What the task requires:
Scan the material that follows. Copy every line containing the word "color".

Data for this task:
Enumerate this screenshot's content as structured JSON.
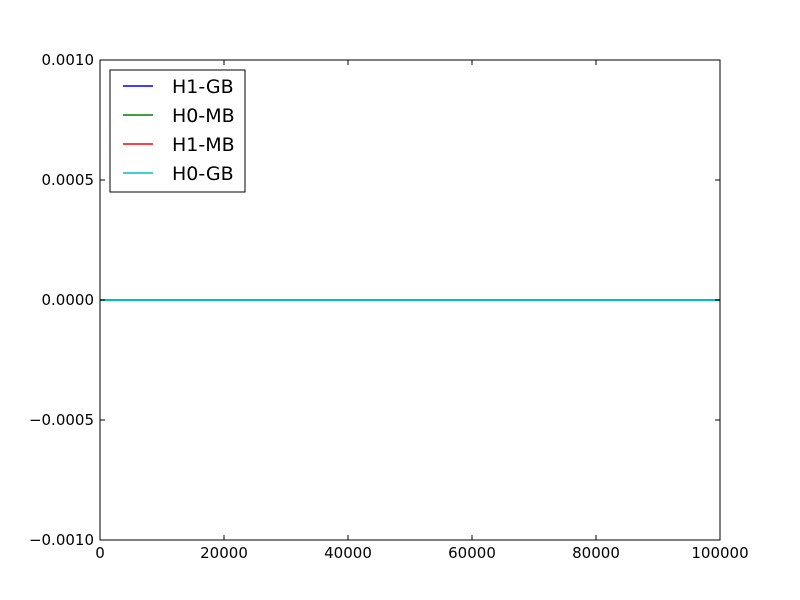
{
  "chart_data": {
    "type": "line",
    "title": "",
    "xlabel": "",
    "ylabel": "",
    "xlim": [
      0,
      100000
    ],
    "ylim": [
      -0.001,
      0.001
    ],
    "x_ticks": [
      {
        "value": 0,
        "label": "0"
      },
      {
        "value": 20000,
        "label": "20000"
      },
      {
        "value": 40000,
        "label": "40000"
      },
      {
        "value": 60000,
        "label": "60000"
      },
      {
        "value": 80000,
        "label": "80000"
      },
      {
        "value": 100000,
        "label": "100000"
      }
    ],
    "y_ticks": [
      {
        "value": 0.001,
        "label": "0.0010"
      },
      {
        "value": 0.0005,
        "label": "0.0005"
      },
      {
        "value": 0.0,
        "label": "0.0000"
      },
      {
        "value": -0.0005,
        "label": "−0.0005"
      },
      {
        "value": -0.001,
        "label": "−0.0010"
      }
    ],
    "grid": false,
    "legend_position": "top-left",
    "series": [
      {
        "name": "H1-GB",
        "color": "#0000ff",
        "x": [
          0,
          100000
        ],
        "y": [
          0,
          0
        ]
      },
      {
        "name": "H0-MB",
        "color": "#008000",
        "x": [
          0,
          100000
        ],
        "y": [
          0,
          0
        ]
      },
      {
        "name": "H1-MB",
        "color": "#ff0000",
        "x": [
          0,
          100000
        ],
        "y": [
          0,
          0
        ]
      },
      {
        "name": "H0-GB",
        "color": "#00bfbf",
        "x": [
          0,
          100000
        ],
        "y": [
          0,
          0
        ]
      }
    ]
  }
}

Completed exercise:
        "color": "#0000ff",
        "color": "#008000",
        "color": "#ff0000",
        "color": "#00bfbf",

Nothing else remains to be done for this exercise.